■ Dataset excerpts:
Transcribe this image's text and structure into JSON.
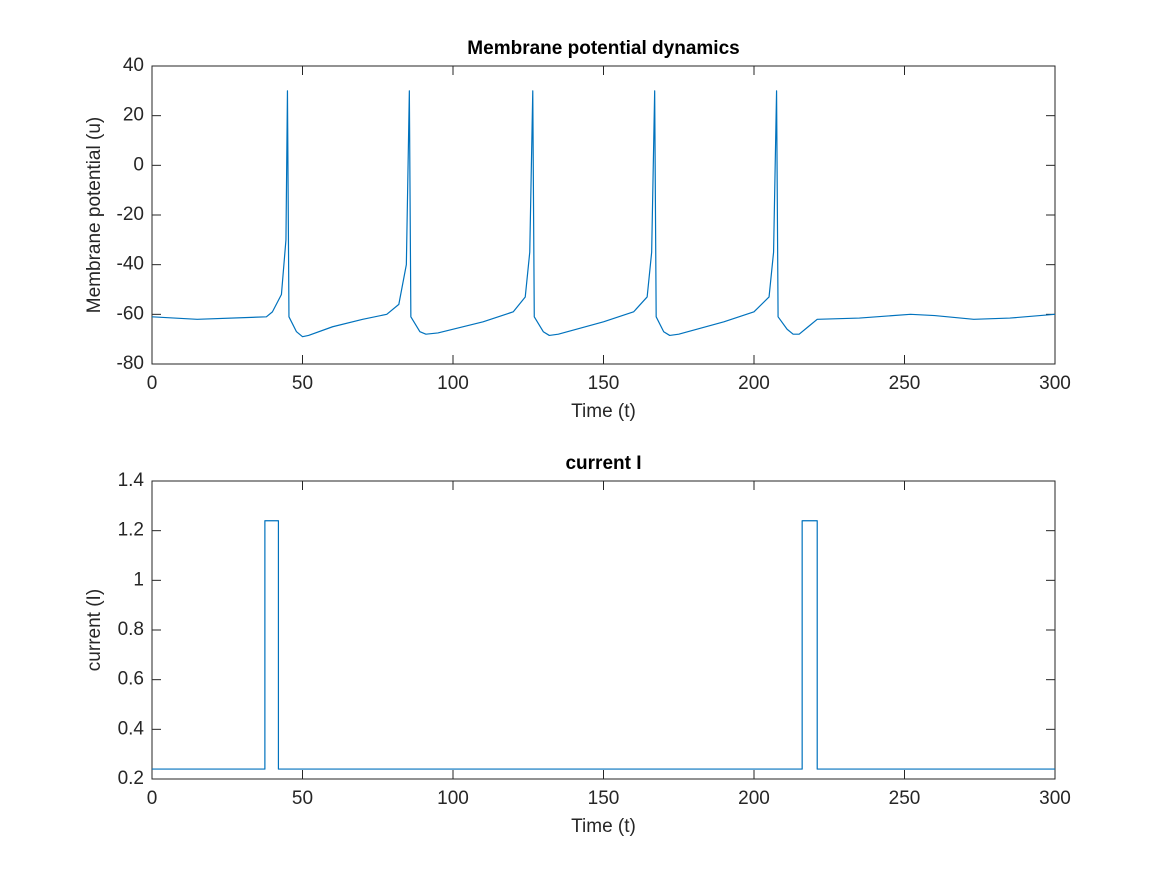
{
  "chart_data": [
    {
      "type": "line",
      "title": "Membrane potential dynamics",
      "xlabel": "Time (t)",
      "ylabel": "Membrane potential (u)",
      "color": "#0072bd",
      "xlim": [
        0,
        300
      ],
      "xticks": [
        0,
        50,
        100,
        150,
        200,
        250,
        300
      ],
      "ylim": [
        -80,
        40
      ],
      "yticks": [
        -80,
        -60,
        -40,
        -20,
        0,
        20,
        40
      ],
      "x": [
        0,
        15,
        38,
        40,
        43,
        44.5,
        45,
        45.5,
        48,
        50,
        52,
        60,
        70,
        78,
        82,
        84.5,
        85.5,
        86,
        89,
        91,
        95,
        110,
        120,
        124,
        125.5,
        126.5,
        127,
        130,
        132,
        135,
        150,
        160,
        164.5,
        166,
        167,
        167.5,
        170,
        172,
        175,
        190,
        200,
        205,
        206.5,
        207.5,
        208,
        211,
        213,
        215,
        218,
        221,
        235,
        252,
        260,
        273,
        285,
        300
      ],
      "values": [
        -61,
        -62,
        -61,
        -59,
        -52,
        -30,
        30,
        -61,
        -67,
        -69,
        -68.5,
        -65,
        -62,
        -60,
        -56,
        -40,
        30,
        -61,
        -67,
        -68,
        -67.5,
        -63,
        -59,
        -53,
        -35,
        30,
        -61,
        -67,
        -68.5,
        -68,
        -63,
        -59,
        -53,
        -35,
        30,
        -61,
        -67,
        -68.5,
        -68,
        -63,
        -59,
        -53,
        -35,
        30,
        -61,
        -66,
        -68,
        -68,
        -65,
        -62,
        -61.5,
        -60,
        -60.5,
        -62,
        -61.5,
        -60
      ]
    },
    {
      "type": "line",
      "title": "current I",
      "xlabel": "Time (t)",
      "ylabel": "current (I)",
      "color": "#0072bd",
      "xlim": [
        0,
        300
      ],
      "xticks": [
        0,
        50,
        100,
        150,
        200,
        250,
        300
      ],
      "ylim": [
        0.2,
        1.4
      ],
      "yticks": [
        0.2,
        0.4,
        0.6,
        0.8,
        1,
        1.2,
        1.4
      ],
      "x": [
        0,
        37.5,
        37.5,
        42,
        42,
        216,
        216,
        221,
        221,
        300
      ],
      "values": [
        0.24,
        0.24,
        1.24,
        1.24,
        0.24,
        0.24,
        1.24,
        1.24,
        0.24,
        0.24
      ]
    }
  ]
}
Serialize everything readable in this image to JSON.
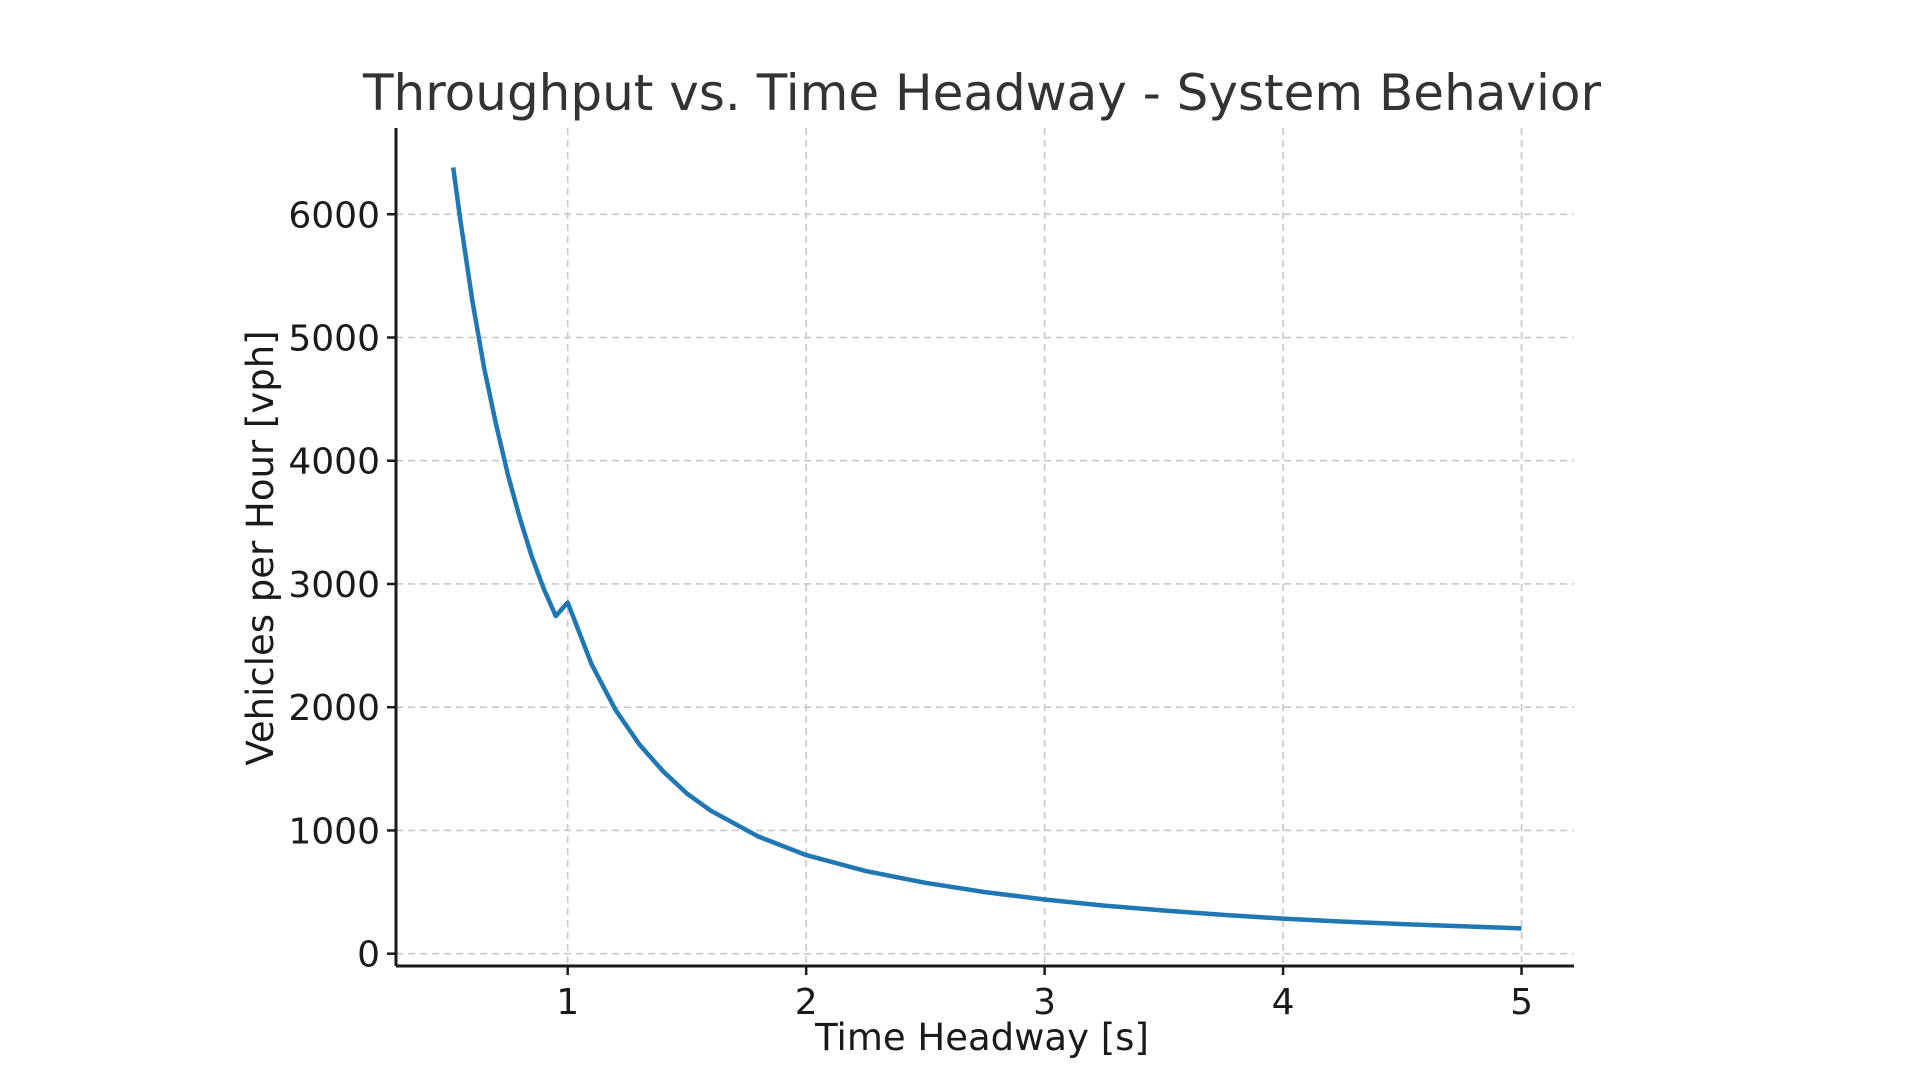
{
  "chart_data": {
    "type": "line",
    "title": "Throughput vs. Time Headway - System Behavior",
    "xlabel": "Time Headway [s]",
    "ylabel": "Vehicles per Hour [vph]",
    "xlim": [
      0.28,
      5.22
    ],
    "ylim": [
      -100,
      6700
    ],
    "x_ticks": [
      1,
      2,
      3,
      4,
      5
    ],
    "y_ticks": [
      0,
      1000,
      2000,
      3000,
      4000,
      5000,
      6000
    ],
    "grid": true,
    "series": [
      {
        "color": "#1f77b4",
        "x": [
          0.52,
          0.55,
          0.6,
          0.65,
          0.7,
          0.75,
          0.8,
          0.85,
          0.9,
          0.95,
          1.0,
          1.1,
          1.2,
          1.3,
          1.4,
          1.5,
          1.6,
          1.8,
          2.0,
          2.25,
          2.5,
          2.75,
          3.0,
          3.25,
          3.5,
          3.75,
          4.0,
          4.25,
          4.5,
          4.75,
          5.0
        ],
        "y": [
          6380,
          5950,
          5300,
          4750,
          4290,
          3880,
          3530,
          3220,
          2960,
          2740,
          2850,
          2350,
          1980,
          1700,
          1480,
          1300,
          1160,
          950,
          800,
          670,
          575,
          500,
          440,
          390,
          350,
          315,
          285,
          260,
          240,
          222,
          205
        ]
      }
    ]
  }
}
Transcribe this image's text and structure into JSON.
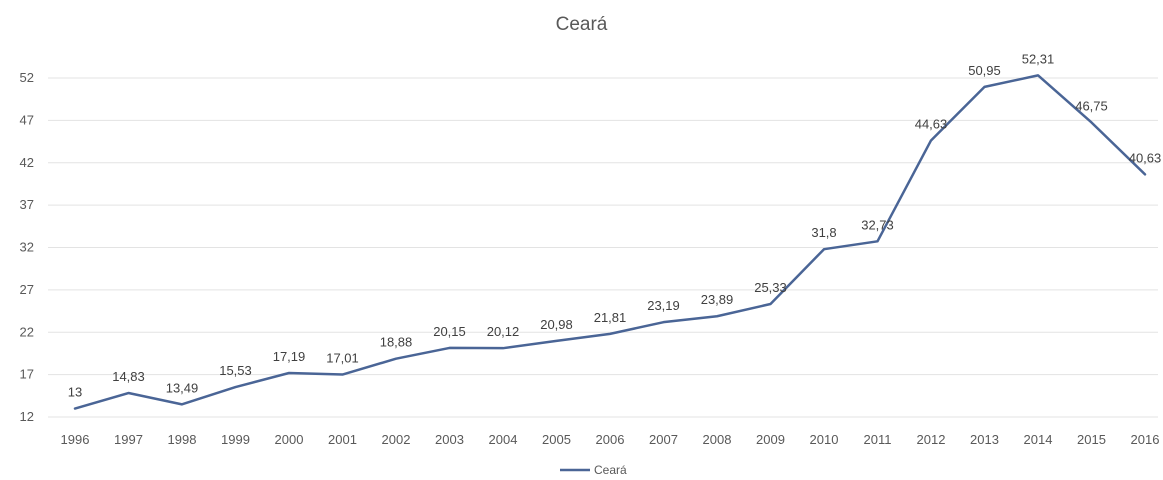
{
  "chart_data": {
    "type": "line",
    "title": "Ceará",
    "xlabel": "",
    "ylabel": "",
    "categories": [
      "1996",
      "1997",
      "1998",
      "1999",
      "2000",
      "2001",
      "2002",
      "2003",
      "2004",
      "2005",
      "2006",
      "2007",
      "2008",
      "2009",
      "2010",
      "2011",
      "2012",
      "2013",
      "2014",
      "2015",
      "2016"
    ],
    "series": [
      {
        "name": "Ceará",
        "color": "#4a6596",
        "values": [
          13,
          14.83,
          13.49,
          15.53,
          17.19,
          17.01,
          18.88,
          20.15,
          20.12,
          20.98,
          21.81,
          23.19,
          23.89,
          25.33,
          31.8,
          32.73,
          44.63,
          50.95,
          52.31,
          46.75,
          40.63
        ],
        "labels": [
          "13",
          "14,83",
          "13,49",
          "15,53",
          "17,19",
          "17,01",
          "18,88",
          "20,15",
          "20,12",
          "20,98",
          "21,81",
          "23,19",
          "23,89",
          "25,33",
          "31,8",
          "32,73",
          "44,63",
          "50,95",
          "52,31",
          "46,75",
          "40,63"
        ]
      }
    ],
    "yticks": [
      12,
      17,
      22,
      27,
      32,
      37,
      42,
      47,
      52
    ],
    "ylim": [
      12,
      52
    ],
    "grid": true,
    "legend": "bottom"
  }
}
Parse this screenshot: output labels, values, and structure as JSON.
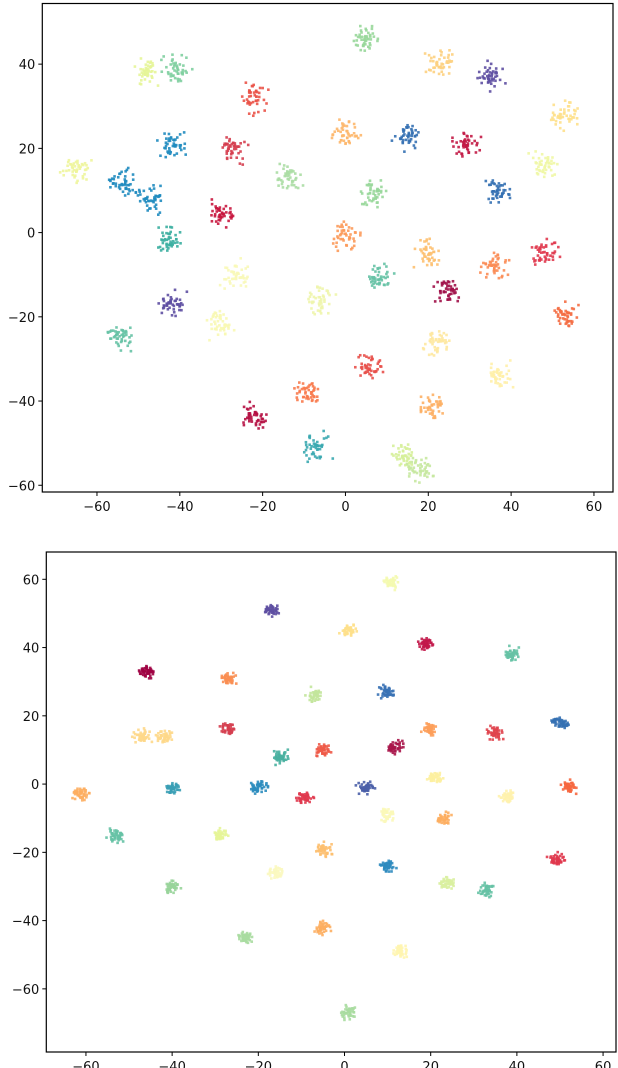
{
  "chart_data": [
    {
      "type": "scatter",
      "title": "",
      "xlabel": "",
      "ylabel": "",
      "xlim": [
        -73.2,
        64.6
      ],
      "ylim": [
        -61.6,
        54.4
      ],
      "xticks": [
        -60,
        -40,
        -20,
        0,
        20,
        40,
        60
      ],
      "yticks": [
        -60,
        -40,
        -20,
        0,
        20,
        40
      ],
      "grid": false,
      "legend": "none",
      "point_spread": 2.6,
      "points_per_cluster": 45,
      "clusters": [
        {
          "x": -48,
          "y": 38,
          "color": "#e6f598"
        },
        {
          "x": -41,
          "y": 39,
          "color": "#7fcfa0"
        },
        {
          "x": -22,
          "y": 32,
          "color": "#ea5348"
        },
        {
          "x": -42,
          "y": 21,
          "color": "#1f8bbf"
        },
        {
          "x": -27,
          "y": 20,
          "color": "#d53e4f"
        },
        {
          "x": -65,
          "y": 15,
          "color": "#eef59c"
        },
        {
          "x": -54,
          "y": 12,
          "color": "#1f8bbf"
        },
        {
          "x": -47,
          "y": 8,
          "color": "#1f8bbf"
        },
        {
          "x": -30,
          "y": 4,
          "color": "#c8163e"
        },
        {
          "x": -43,
          "y": -2,
          "color": "#3aaea0"
        },
        {
          "x": -14,
          "y": 13,
          "color": "#abdda4"
        },
        {
          "x": 5,
          "y": 46,
          "color": "#98d79a"
        },
        {
          "x": 23,
          "y": 40,
          "color": "#fdd07f"
        },
        {
          "x": 35,
          "y": 37,
          "color": "#5e4fa2"
        },
        {
          "x": 53,
          "y": 28,
          "color": "#fee08b"
        },
        {
          "x": 0,
          "y": 24,
          "color": "#fdb76b"
        },
        {
          "x": 15,
          "y": 23,
          "color": "#3470b2"
        },
        {
          "x": 29,
          "y": 21,
          "color": "#c21a45"
        },
        {
          "x": 48,
          "y": 16,
          "color": "#eff7a5"
        },
        {
          "x": 7,
          "y": 9,
          "color": "#98d79a"
        },
        {
          "x": 37,
          "y": 10,
          "color": "#3470b2"
        },
        {
          "x": 0,
          "y": -1,
          "color": "#fc9a5a"
        },
        {
          "x": 20,
          "y": -5,
          "color": "#fdc070"
        },
        {
          "x": 36,
          "y": -8,
          "color": "#fb8c55"
        },
        {
          "x": 48,
          "y": -4,
          "color": "#e0394e"
        },
        {
          "x": 8,
          "y": -10,
          "color": "#66c2a5"
        },
        {
          "x": 25,
          "y": -14,
          "color": "#a01048"
        },
        {
          "x": 53,
          "y": -20,
          "color": "#f46d43"
        },
        {
          "x": -27,
          "y": -10,
          "color": "#f8f8b8"
        },
        {
          "x": -42,
          "y": -17,
          "color": "#5e4fa2"
        },
        {
          "x": -30,
          "y": -22,
          "color": "#f8f8b4"
        },
        {
          "x": -6,
          "y": -16,
          "color": "#eef5ac"
        },
        {
          "x": -54,
          "y": -25,
          "color": "#66c2a5"
        },
        {
          "x": 6,
          "y": -32,
          "color": "#e8504a"
        },
        {
          "x": 22,
          "y": -26,
          "color": "#fee8a0"
        },
        {
          "x": 37,
          "y": -34,
          "color": "#fff0a8"
        },
        {
          "x": -9,
          "y": -38,
          "color": "#f87a4d"
        },
        {
          "x": 21,
          "y": -41,
          "color": "#fdb065"
        },
        {
          "x": -22,
          "y": -44,
          "color": "#b50f42"
        },
        {
          "x": -7,
          "y": -51,
          "color": "#3aa8b0"
        },
        {
          "x": 14,
          "y": -53,
          "color": "#d6f09a"
        },
        {
          "x": 18,
          "y": -56,
          "color": "#c6e8a0"
        }
      ]
    },
    {
      "type": "scatter",
      "title": "",
      "xlabel": "",
      "ylabel": "",
      "xlim": [
        -69.2,
        63.0
      ],
      "ylim": [
        -78.5,
        68.0
      ],
      "xticks": [
        -60,
        -40,
        -20,
        0,
        20,
        40,
        60
      ],
      "yticks": [
        -60,
        -40,
        -20,
        0,
        20,
        40,
        60
      ],
      "grid": false,
      "legend": "none",
      "point_spread": 1.5,
      "points_per_cluster": 45,
      "clusters": [
        {
          "x": -17,
          "y": 51,
          "color": "#5e4fa2"
        },
        {
          "x": -46,
          "y": 33,
          "color": "#9e0142"
        },
        {
          "x": -27,
          "y": 31,
          "color": "#f98e52"
        },
        {
          "x": -47,
          "y": 14,
          "color": "#fed88a"
        },
        {
          "x": -42,
          "y": 14,
          "color": "#fed88a"
        },
        {
          "x": -27,
          "y": 16,
          "color": "#d53e4f"
        },
        {
          "x": -15,
          "y": 8,
          "color": "#48b0a0"
        },
        {
          "x": -61,
          "y": -3,
          "color": "#fdae61"
        },
        {
          "x": -40,
          "y": -1,
          "color": "#3a9fb5"
        },
        {
          "x": -20,
          "y": -1,
          "color": "#2b8cbe"
        },
        {
          "x": -9,
          "y": -4,
          "color": "#e0394e"
        },
        {
          "x": 11,
          "y": 59,
          "color": "#f4f9b0"
        },
        {
          "x": 1,
          "y": 45,
          "color": "#fee08b"
        },
        {
          "x": 19,
          "y": 41,
          "color": "#c2184a"
        },
        {
          "x": 39,
          "y": 38,
          "color": "#66c2a5"
        },
        {
          "x": -7,
          "y": 26,
          "color": "#c3e69c"
        },
        {
          "x": 10,
          "y": 27,
          "color": "#3a72b5"
        },
        {
          "x": 20,
          "y": 16,
          "color": "#fd9e5a"
        },
        {
          "x": 35,
          "y": 15,
          "color": "#e0444e"
        },
        {
          "x": 50,
          "y": 18,
          "color": "#3470b2"
        },
        {
          "x": -5,
          "y": 10,
          "color": "#ee5a48"
        },
        {
          "x": 12,
          "y": 11,
          "color": "#a8154a"
        },
        {
          "x": 21,
          "y": 2,
          "color": "#fdf0a0"
        },
        {
          "x": 5,
          "y": -1,
          "color": "#4a5fa8"
        },
        {
          "x": 52,
          "y": -1,
          "color": "#f6673f"
        },
        {
          "x": 10,
          "y": -9,
          "color": "#fbf8b9"
        },
        {
          "x": 38,
          "y": -4,
          "color": "#fff2ae"
        },
        {
          "x": -5,
          "y": -19,
          "color": "#fdbf6f"
        },
        {
          "x": 23,
          "y": -10,
          "color": "#fdae61"
        },
        {
          "x": -29,
          "y": -15,
          "color": "#e6f598"
        },
        {
          "x": -53,
          "y": -15,
          "color": "#66c2a5"
        },
        {
          "x": -16,
          "y": -26,
          "color": "#fbf8c0"
        },
        {
          "x": 10,
          "y": -24,
          "color": "#2f8bbf"
        },
        {
          "x": 24,
          "y": -29,
          "color": "#d9f0a0"
        },
        {
          "x": 33,
          "y": -31,
          "color": "#66c2a5"
        },
        {
          "x": 49,
          "y": -22,
          "color": "#e0394e"
        },
        {
          "x": -40,
          "y": -30,
          "color": "#98d49a"
        },
        {
          "x": -23,
          "y": -45,
          "color": "#a8dca0"
        },
        {
          "x": -5,
          "y": -42,
          "color": "#fdae61"
        },
        {
          "x": 13,
          "y": -49,
          "color": "#fff5b0"
        },
        {
          "x": 1,
          "y": -67,
          "color": "#a8dca0"
        }
      ]
    }
  ]
}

■ The task: Only a number is wanted: how many lines of the material include the word "JSON".

■ Written answer: 4